··· Given data

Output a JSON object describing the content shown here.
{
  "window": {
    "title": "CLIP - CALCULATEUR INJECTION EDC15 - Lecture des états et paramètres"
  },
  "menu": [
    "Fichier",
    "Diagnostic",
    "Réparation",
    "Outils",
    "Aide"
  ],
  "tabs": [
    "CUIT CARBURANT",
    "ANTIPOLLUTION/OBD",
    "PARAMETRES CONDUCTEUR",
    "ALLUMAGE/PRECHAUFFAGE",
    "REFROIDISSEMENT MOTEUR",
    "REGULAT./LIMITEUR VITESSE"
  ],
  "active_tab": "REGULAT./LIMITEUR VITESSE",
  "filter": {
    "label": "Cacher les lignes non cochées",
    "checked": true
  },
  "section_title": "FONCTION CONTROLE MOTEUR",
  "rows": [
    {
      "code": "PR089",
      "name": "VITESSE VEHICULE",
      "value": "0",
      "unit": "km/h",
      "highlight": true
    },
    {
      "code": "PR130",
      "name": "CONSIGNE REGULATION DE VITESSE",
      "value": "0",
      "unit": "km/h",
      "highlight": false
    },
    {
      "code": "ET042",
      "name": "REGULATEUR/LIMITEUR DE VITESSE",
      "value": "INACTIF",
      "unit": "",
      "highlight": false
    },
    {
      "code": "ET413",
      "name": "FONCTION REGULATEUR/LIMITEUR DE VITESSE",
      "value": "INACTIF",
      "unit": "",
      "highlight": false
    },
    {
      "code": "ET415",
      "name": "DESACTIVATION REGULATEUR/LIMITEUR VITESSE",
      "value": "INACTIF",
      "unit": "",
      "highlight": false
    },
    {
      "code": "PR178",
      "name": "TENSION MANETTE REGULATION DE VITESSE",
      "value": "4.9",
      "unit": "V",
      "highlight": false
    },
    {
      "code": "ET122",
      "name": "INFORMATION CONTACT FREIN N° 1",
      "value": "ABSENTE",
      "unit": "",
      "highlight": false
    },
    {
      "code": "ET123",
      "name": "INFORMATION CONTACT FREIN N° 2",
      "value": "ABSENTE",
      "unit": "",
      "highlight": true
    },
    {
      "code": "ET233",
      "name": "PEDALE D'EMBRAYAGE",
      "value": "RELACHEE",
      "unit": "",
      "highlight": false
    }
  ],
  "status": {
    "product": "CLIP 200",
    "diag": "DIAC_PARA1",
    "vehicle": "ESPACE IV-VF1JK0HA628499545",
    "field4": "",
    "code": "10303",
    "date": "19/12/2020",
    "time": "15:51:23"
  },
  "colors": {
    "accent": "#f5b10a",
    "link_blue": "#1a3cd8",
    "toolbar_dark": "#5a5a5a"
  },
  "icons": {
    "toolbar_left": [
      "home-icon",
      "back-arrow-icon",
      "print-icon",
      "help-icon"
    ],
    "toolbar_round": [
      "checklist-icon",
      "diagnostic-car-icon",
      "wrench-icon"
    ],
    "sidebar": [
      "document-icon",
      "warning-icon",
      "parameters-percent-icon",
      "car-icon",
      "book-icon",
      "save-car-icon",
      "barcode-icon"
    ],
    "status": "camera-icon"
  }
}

······
··· Given data

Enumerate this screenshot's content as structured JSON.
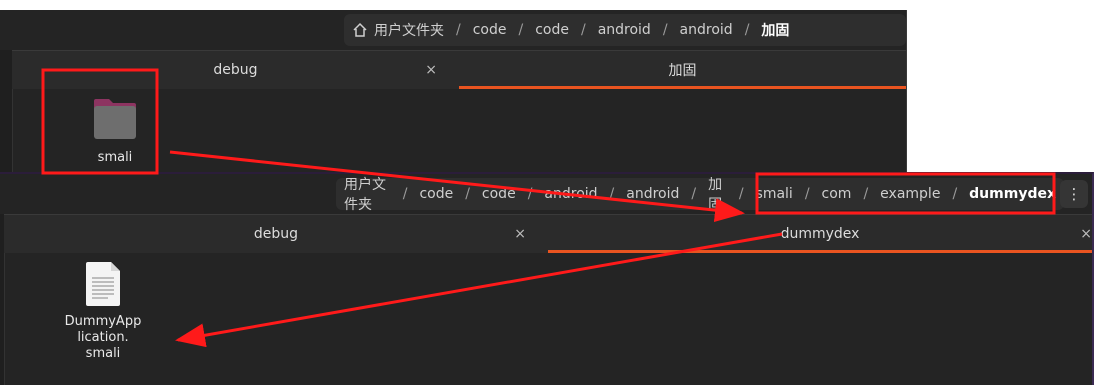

······
··· Given data

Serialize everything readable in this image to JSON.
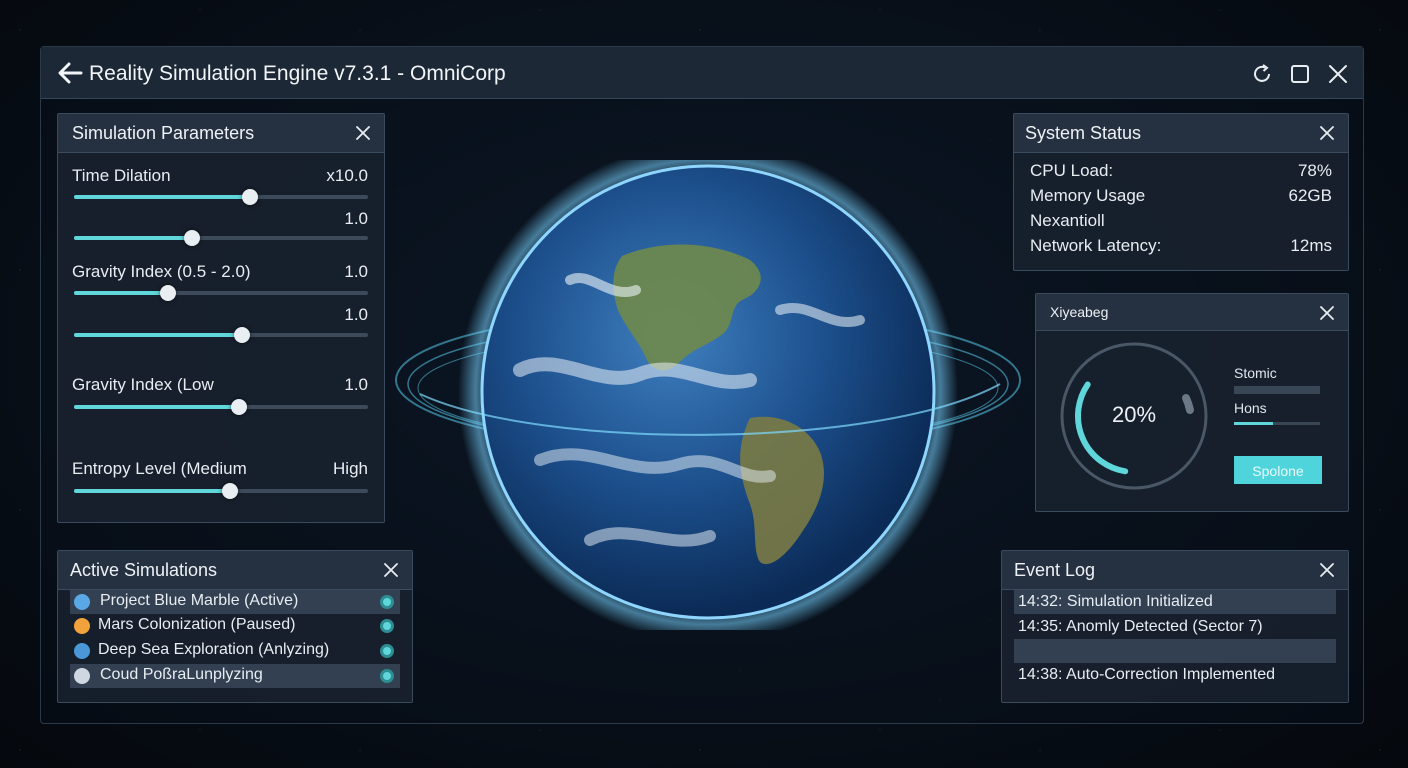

······

**The request:** Go through the data and gather every line that holds "this".

**Reply to the exercise:**
Enumerate this screenshot's content as structured JSON.
Serialize everything readable in this image to JSON.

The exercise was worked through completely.